------ Material shown ------

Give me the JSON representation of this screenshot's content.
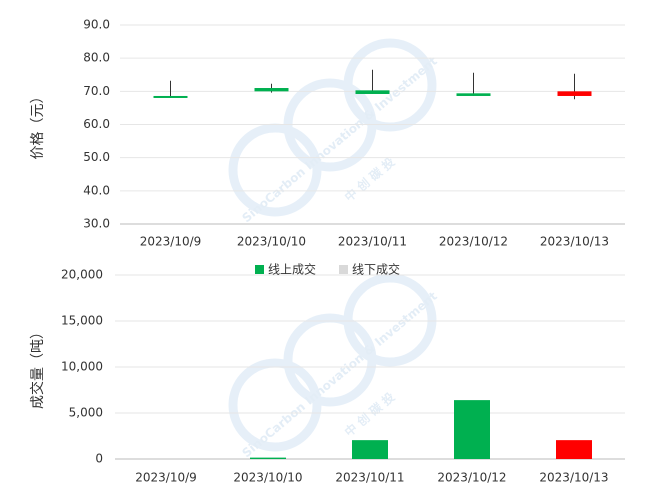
{
  "chart_data": [
    {
      "type": "candlestick",
      "y_label": "价格（元）",
      "categories": [
        "2023/10/9",
        "2023/10/10",
        "2023/10/11",
        "2023/10/12",
        "2023/10/13"
      ],
      "open": [
        68.0,
        70.0,
        69.2,
        68.6,
        68.6
      ],
      "close": [
        68.6,
        71.0,
        70.3,
        69.4,
        70.0
      ],
      "high": [
        73.2,
        72.3,
        76.5,
        75.6,
        75.3
      ],
      "low": [
        68.0,
        69.6,
        69.2,
        68.6,
        67.6
      ],
      "colors": [
        "#00b050",
        "#00b050",
        "#00b050",
        "#00b050",
        "#ff0000"
      ],
      "ylim": [
        30,
        90
      ],
      "yticks": [
        {
          "value": 30,
          "label": "30.0"
        },
        {
          "value": 40,
          "label": "40.0"
        },
        {
          "value": 50,
          "label": "50.0"
        },
        {
          "value": 60,
          "label": "60.0"
        },
        {
          "value": 70,
          "label": "70.0"
        },
        {
          "value": 80,
          "label": "80.0"
        },
        {
          "value": 90,
          "label": "90.0"
        }
      ],
      "grid": true
    },
    {
      "type": "bar",
      "y_label": "成交量（吨）",
      "categories": [
        "2023/10/9",
        "2023/10/10",
        "2023/10/11",
        "2023/10/12",
        "2023/10/13"
      ],
      "series": [
        {
          "name": "线上成交",
          "color": "#00b050",
          "colors": [
            "#00b050",
            "#00b050",
            "#00b050",
            "#00b050",
            "#ff0000"
          ],
          "values": [
            0,
            150,
            2050,
            6400,
            2050
          ]
        },
        {
          "name": "线下成交",
          "color": "#d9d9d9",
          "values": [
            0,
            0,
            0,
            0,
            0
          ]
        }
      ],
      "ylim": [
        0,
        20000
      ],
      "yticks": [
        0,
        {
          "value": 5000,
          "label": "5,000"
        },
        {
          "value": 10000,
          "label": "10,000"
        },
        {
          "value": 15000,
          "label": "15,000"
        },
        {
          "value": 20000,
          "label": "20,000"
        }
      ],
      "grid": true
    }
  ],
  "watermark": {
    "brand": "SinoCarbon Innovation & Investment",
    "cn": "中 创 碳 投"
  }
}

------

From the data above, write out everything exactly except the pictures.

Solution ▸
Give me the JSON representation of this screenshot's content.
{
  "chart_data": [
    {
      "type": "candlestick",
      "y_label": "价格（元）",
      "categories": [
        "2023/10/9",
        "2023/10/10",
        "2023/10/11",
        "2023/10/12",
        "2023/10/13"
      ],
      "open": [
        68.0,
        70.0,
        69.2,
        68.6,
        68.6
      ],
      "close": [
        68.6,
        71.0,
        70.3,
        69.4,
        70.0
      ],
      "high": [
        73.2,
        72.3,
        76.5,
        75.6,
        75.3
      ],
      "low": [
        68.0,
        69.6,
        69.2,
        68.6,
        67.6
      ],
      "colors": [
        "#00b050",
        "#00b050",
        "#00b050",
        "#00b050",
        "#ff0000"
      ],
      "ylim": [
        30,
        90
      ],
      "yticks": [
        {
          "value": 30,
          "label": "30.0"
        },
        {
          "value": 40,
          "label": "40.0"
        },
        {
          "value": 50,
          "label": "50.0"
        },
        {
          "value": 60,
          "label": "60.0"
        },
        {
          "value": 70,
          "label": "70.0"
        },
        {
          "value": 80,
          "label": "80.0"
        },
        {
          "value": 90,
          "label": "90.0"
        }
      ],
      "grid": true
    },
    {
      "type": "bar",
      "y_label": "成交量（吨）",
      "categories": [
        "2023/10/9",
        "2023/10/10",
        "2023/10/11",
        "2023/10/12",
        "2023/10/13"
      ],
      "series": [
        {
          "name": "线上成交",
          "color": "#00b050",
          "colors": [
            "#00b050",
            "#00b050",
            "#00b050",
            "#00b050",
            "#ff0000"
          ],
          "values": [
            0,
            150,
            2050,
            6400,
            2050
          ]
        },
        {
          "name": "线下成交",
          "color": "#d9d9d9",
          "values": [
            0,
            0,
            0,
            0,
            0
          ]
        }
      ],
      "ylim": [
        0,
        20000
      ],
      "yticks": [
        0,
        {
          "value": 5000,
          "label": "5,000"
        },
        {
          "value": 10000,
          "label": "10,000"
        },
        {
          "value": 15000,
          "label": "15,000"
        },
        {
          "value": 20000,
          "label": "20,000"
        }
      ],
      "grid": true
    }
  ],
  "watermark": {
    "brand": "SinoCarbon Innovation & Investment",
    "cn": "中 创 碳 投"
  }
}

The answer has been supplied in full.